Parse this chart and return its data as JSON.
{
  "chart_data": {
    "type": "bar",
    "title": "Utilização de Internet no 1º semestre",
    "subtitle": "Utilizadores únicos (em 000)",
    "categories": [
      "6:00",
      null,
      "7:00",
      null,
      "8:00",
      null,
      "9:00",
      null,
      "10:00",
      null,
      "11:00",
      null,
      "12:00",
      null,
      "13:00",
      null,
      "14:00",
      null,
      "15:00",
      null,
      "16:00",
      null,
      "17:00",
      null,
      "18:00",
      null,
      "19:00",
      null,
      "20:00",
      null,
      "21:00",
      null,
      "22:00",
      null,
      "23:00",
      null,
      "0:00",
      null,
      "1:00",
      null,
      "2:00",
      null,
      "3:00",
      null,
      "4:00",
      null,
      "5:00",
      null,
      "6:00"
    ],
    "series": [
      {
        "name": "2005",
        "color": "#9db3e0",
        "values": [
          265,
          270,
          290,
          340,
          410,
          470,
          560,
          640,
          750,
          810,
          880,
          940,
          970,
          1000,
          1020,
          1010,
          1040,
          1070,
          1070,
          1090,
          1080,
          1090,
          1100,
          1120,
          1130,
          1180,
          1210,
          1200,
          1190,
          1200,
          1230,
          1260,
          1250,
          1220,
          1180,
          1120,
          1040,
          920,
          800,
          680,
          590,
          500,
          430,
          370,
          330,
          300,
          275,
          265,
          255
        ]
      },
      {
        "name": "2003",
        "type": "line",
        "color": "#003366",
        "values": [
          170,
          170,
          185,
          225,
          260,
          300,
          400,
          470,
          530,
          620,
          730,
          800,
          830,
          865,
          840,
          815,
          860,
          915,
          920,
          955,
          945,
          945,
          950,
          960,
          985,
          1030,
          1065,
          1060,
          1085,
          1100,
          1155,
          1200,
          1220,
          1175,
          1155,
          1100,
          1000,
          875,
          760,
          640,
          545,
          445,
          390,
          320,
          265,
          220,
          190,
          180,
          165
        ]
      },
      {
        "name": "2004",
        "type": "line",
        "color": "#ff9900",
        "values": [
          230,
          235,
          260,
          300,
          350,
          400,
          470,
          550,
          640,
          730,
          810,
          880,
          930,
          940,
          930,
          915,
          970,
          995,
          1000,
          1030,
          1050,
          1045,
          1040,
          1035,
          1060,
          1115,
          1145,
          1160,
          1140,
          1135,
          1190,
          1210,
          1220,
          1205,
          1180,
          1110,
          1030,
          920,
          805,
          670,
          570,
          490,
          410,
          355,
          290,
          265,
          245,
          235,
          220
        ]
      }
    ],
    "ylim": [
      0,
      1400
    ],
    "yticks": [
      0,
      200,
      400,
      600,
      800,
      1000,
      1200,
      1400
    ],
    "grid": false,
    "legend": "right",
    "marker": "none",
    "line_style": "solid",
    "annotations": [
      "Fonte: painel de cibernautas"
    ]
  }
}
------------------------------------------------
### TASK PROMPT
Exactly reproduce all of the entries above.

### ANSWER TO THE PROBLEM
Parse this chart and return its data as JSON.
{
  "chart_data": {
    "type": "bar",
    "title": "Utilização de Internet no 1º semestre",
    "subtitle": "Utilizadores únicos (em 000)",
    "categories": [
      "6:00",
      null,
      "7:00",
      null,
      "8:00",
      null,
      "9:00",
      null,
      "10:00",
      null,
      "11:00",
      null,
      "12:00",
      null,
      "13:00",
      null,
      "14:00",
      null,
      "15:00",
      null,
      "16:00",
      null,
      "17:00",
      null,
      "18:00",
      null,
      "19:00",
      null,
      "20:00",
      null,
      "21:00",
      null,
      "22:00",
      null,
      "23:00",
      null,
      "0:00",
      null,
      "1:00",
      null,
      "2:00",
      null,
      "3:00",
      null,
      "4:00",
      null,
      "5:00",
      null,
      "6:00"
    ],
    "series": [
      {
        "name": "2005",
        "color": "#9db3e0",
        "values": [
          265,
          270,
          290,
          340,
          410,
          470,
          560,
          640,
          750,
          810,
          880,
          940,
          970,
          1000,
          1020,
          1010,
          1040,
          1070,
          1070,
          1090,
          1080,
          1090,
          1100,
          1120,
          1130,
          1180,
          1210,
          1200,
          1190,
          1200,
          1230,
          1260,
          1250,
          1220,
          1180,
          1120,
          1040,
          920,
          800,
          680,
          590,
          500,
          430,
          370,
          330,
          300,
          275,
          265,
          255
        ]
      },
      {
        "name": "2003",
        "type": "line",
        "color": "#003366",
        "values": [
          170,
          170,
          185,
          225,
          260,
          300,
          400,
          470,
          530,
          620,
          730,
          800,
          830,
          865,
          840,
          815,
          860,
          915,
          920,
          955,
          945,
          945,
          950,
          960,
          985,
          1030,
          1065,
          1060,
          1085,
          1100,
          1155,
          1200,
          1220,
          1175,
          1155,
          1100,
          1000,
          875,
          760,
          640,
          545,
          445,
          390,
          320,
          265,
          220,
          190,
          180,
          165
        ]
      },
      {
        "name": "2004",
        "type": "line",
        "color": "#ff9900",
        "values": [
          230,
          235,
          260,
          300,
          350,
          400,
          470,
          550,
          640,
          730,
          810,
          880,
          930,
          940,
          930,
          915,
          970,
          995,
          1000,
          1030,
          1050,
          1045,
          1040,
          1035,
          1060,
          1115,
          1145,
          1160,
          1140,
          1135,
          1190,
          1210,
          1220,
          1205,
          1180,
          1110,
          1030,
          920,
          805,
          670,
          570,
          490,
          410,
          355,
          290,
          265,
          245,
          235,
          220
        ]
      }
    ],
    "ylim": [
      0,
      1400
    ],
    "yticks": [
      0,
      200,
      400,
      600,
      800,
      1000,
      1200,
      1400
    ],
    "grid": false,
    "legend": "right",
    "marker": "none",
    "line_style": "solid",
    "annotations": [
      "Fonte: painel de cibernautas"
    ]
  }
}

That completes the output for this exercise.